(Data entries)
☆ ☆ ☆

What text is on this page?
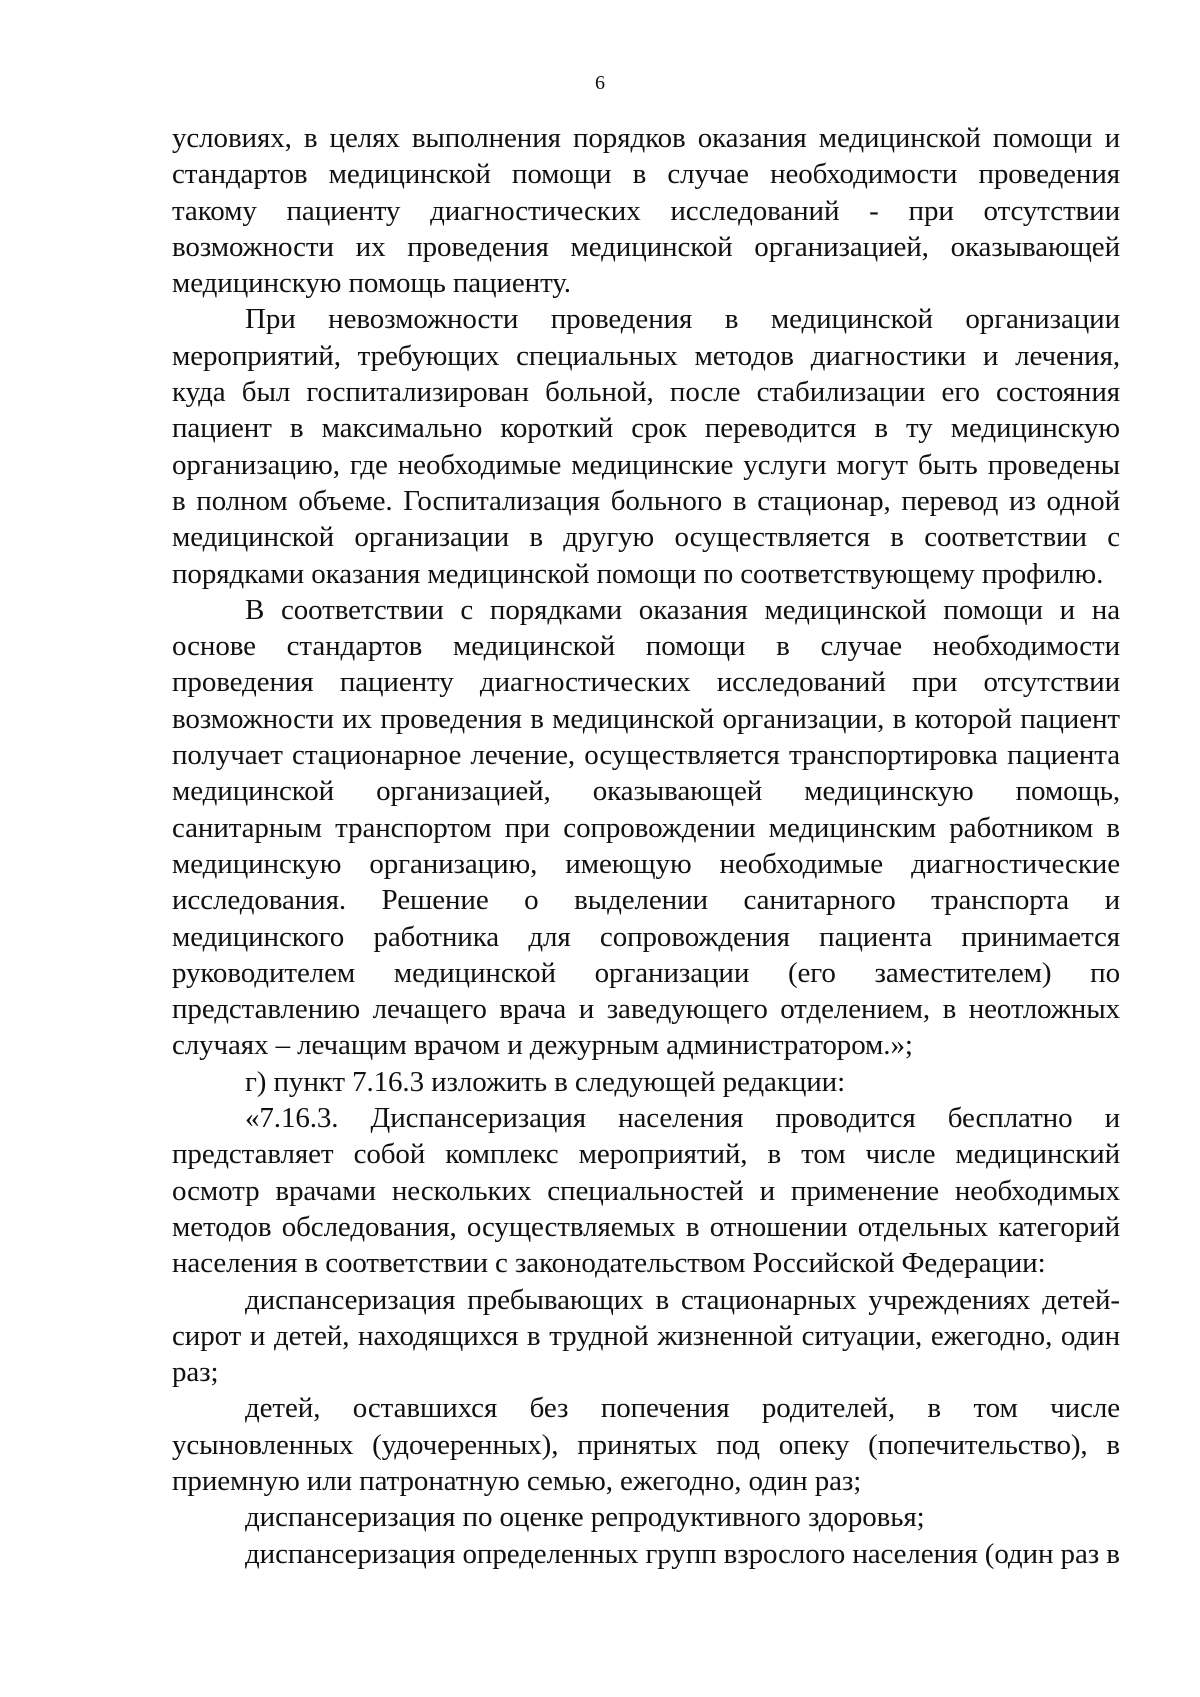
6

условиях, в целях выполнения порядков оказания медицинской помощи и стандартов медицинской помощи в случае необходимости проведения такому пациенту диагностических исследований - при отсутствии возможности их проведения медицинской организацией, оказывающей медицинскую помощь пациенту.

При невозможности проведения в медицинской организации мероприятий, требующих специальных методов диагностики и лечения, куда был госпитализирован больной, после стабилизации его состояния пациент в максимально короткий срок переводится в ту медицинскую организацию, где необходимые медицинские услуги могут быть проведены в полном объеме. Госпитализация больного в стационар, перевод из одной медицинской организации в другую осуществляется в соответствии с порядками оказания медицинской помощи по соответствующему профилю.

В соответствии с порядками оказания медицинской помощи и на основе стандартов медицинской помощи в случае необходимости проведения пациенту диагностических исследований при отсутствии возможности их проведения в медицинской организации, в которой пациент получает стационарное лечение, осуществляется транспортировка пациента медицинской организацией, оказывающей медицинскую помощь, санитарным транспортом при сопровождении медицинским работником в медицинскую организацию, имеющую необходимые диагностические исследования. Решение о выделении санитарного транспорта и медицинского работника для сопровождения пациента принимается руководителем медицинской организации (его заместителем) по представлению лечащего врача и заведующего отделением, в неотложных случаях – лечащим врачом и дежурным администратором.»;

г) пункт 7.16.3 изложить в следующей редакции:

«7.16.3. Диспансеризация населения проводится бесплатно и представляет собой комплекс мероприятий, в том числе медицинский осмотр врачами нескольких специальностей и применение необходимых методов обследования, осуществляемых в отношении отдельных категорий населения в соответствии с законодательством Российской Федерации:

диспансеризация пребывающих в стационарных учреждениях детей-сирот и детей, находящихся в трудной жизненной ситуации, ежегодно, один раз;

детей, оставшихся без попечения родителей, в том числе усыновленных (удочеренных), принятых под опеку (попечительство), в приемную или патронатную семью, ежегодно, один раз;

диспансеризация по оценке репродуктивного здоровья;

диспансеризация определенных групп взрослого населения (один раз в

☆ ☆ ☆

TASK REQUIREMENTS: All of the lines above should be printed exactly, minus the pictures.

TASK SOLUTION:
What text is on this page?
6

условиях, в целях выполнения порядков оказания медицинской помощи и стандартов медицинской помощи в случае необходимости проведения такому пациенту диагностических исследований - при отсутствии возможности их проведения медицинской организацией, оказывающей медицинскую помощь пациенту.

При невозможности проведения в медицинской организации мероприятий, требующих специальных методов диагностики и лечения, куда был госпитализирован больной, после стабилизации его состояния пациент в максимально короткий срок переводится в ту медицинскую организацию, где необходимые медицинские услуги могут быть проведены в полном объеме. Госпитализация больного в стационар, перевод из одной медицинской организации в другую осуществляется в соответствии с порядками оказания медицинской помощи по соответствующему профилю.

В соответствии с порядками оказания медицинской помощи и на основе стандартов медицинской помощи в случае необходимости проведения пациенту диагностических исследований при отсутствии возможности их проведения в медицинской организации, в которой пациент получает стационарное лечение, осуществляется транспортировка пациента медицинской организацией, оказывающей медицинскую помощь, санитарным транспортом при сопровождении медицинским работником в медицинскую организацию, имеющую необходимые диагностические исследования. Решение о выделении санитарного транспорта и медицинского работника для сопровождения пациента принимается руководителем медицинской организации (его заместителем) по представлению лечащего врача и заведующего отделением, в неотложных случаях – лечащим врачом и дежурным администратором.»;

г) пункт 7.16.3 изложить в следующей редакции:

«7.16.3. Диспансеризация населения проводится бесплатно и представляет собой комплекс мероприятий, в том числе медицинский осмотр врачами нескольких специальностей и применение необходимых методов обследования, осуществляемых в отношении отдельных категорий населения в соответствии с законодательством Российской Федерации:

диспансеризация пребывающих в стационарных учреждениях детей-сирот и детей, находящихся в трудной жизненной ситуации, ежегодно, один раз;

детей, оставшихся без попечения родителей, в том числе усыновленных (удочеренных), принятых под опеку (попечительство), в приемную или патронатную семью, ежегодно, один раз;

диспансеризация по оценке репродуктивного здоровья;

диспансеризация определенных групп взрослого населения (один раз в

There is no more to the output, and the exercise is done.